■ **THE TASK**
Copy out each line of the data that holds the word "Familiar".

Figure record listings
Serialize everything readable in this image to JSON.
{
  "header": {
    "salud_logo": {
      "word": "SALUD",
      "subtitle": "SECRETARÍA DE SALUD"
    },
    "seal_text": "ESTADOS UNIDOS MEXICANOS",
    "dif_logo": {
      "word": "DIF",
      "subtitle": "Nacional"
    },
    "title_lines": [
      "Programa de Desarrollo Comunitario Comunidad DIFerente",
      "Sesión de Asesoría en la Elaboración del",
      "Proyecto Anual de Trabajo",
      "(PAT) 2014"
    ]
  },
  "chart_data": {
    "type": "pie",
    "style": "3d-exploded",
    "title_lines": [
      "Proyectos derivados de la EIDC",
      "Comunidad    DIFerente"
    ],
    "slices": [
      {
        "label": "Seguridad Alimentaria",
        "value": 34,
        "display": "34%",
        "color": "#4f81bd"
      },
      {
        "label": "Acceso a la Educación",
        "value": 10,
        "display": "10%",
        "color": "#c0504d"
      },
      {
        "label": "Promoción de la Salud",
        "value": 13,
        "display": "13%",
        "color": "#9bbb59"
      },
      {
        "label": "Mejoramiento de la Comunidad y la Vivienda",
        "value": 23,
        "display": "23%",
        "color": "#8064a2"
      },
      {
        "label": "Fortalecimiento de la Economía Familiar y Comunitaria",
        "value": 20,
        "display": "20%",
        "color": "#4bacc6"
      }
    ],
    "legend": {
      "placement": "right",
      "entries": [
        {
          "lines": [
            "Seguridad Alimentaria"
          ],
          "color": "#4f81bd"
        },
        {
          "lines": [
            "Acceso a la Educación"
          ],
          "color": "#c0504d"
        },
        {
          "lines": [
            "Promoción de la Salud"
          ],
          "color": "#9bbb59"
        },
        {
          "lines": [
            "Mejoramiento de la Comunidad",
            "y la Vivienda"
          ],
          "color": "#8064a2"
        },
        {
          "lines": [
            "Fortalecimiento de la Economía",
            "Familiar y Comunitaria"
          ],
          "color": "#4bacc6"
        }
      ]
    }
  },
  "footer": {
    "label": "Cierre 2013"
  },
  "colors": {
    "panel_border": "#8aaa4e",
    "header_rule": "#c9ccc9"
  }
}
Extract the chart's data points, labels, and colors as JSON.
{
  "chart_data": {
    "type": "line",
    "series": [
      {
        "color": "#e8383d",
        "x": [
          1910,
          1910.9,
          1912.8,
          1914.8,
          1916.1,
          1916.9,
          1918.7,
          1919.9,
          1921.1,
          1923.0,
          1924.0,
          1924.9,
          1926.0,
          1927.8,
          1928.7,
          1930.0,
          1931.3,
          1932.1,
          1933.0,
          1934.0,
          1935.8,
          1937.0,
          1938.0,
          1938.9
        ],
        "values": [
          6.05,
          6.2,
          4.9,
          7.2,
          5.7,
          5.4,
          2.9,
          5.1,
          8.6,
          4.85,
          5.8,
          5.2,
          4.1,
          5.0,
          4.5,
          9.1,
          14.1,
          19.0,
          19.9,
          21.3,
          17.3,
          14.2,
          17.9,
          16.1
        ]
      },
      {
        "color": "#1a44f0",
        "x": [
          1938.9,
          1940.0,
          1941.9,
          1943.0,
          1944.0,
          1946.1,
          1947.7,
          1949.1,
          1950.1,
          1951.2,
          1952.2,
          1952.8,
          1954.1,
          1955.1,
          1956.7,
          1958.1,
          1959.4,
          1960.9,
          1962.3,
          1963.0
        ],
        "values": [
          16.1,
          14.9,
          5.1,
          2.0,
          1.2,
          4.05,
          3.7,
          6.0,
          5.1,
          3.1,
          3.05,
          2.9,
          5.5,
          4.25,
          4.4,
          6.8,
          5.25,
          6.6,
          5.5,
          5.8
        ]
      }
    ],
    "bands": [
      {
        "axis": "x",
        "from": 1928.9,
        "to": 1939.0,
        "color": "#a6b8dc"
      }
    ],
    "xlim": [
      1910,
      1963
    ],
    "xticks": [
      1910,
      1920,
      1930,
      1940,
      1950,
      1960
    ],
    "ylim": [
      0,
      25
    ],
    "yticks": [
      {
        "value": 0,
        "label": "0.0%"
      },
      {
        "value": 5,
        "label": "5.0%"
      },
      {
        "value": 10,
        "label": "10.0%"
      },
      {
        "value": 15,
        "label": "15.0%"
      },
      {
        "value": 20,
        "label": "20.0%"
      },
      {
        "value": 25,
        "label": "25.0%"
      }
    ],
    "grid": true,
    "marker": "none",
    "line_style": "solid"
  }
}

■ **RESPONSE TO THE TASK**
        "label": "Fortalecimiento de la Economía Familiar y Comunitaria",
            "Familiar y Comunitaria"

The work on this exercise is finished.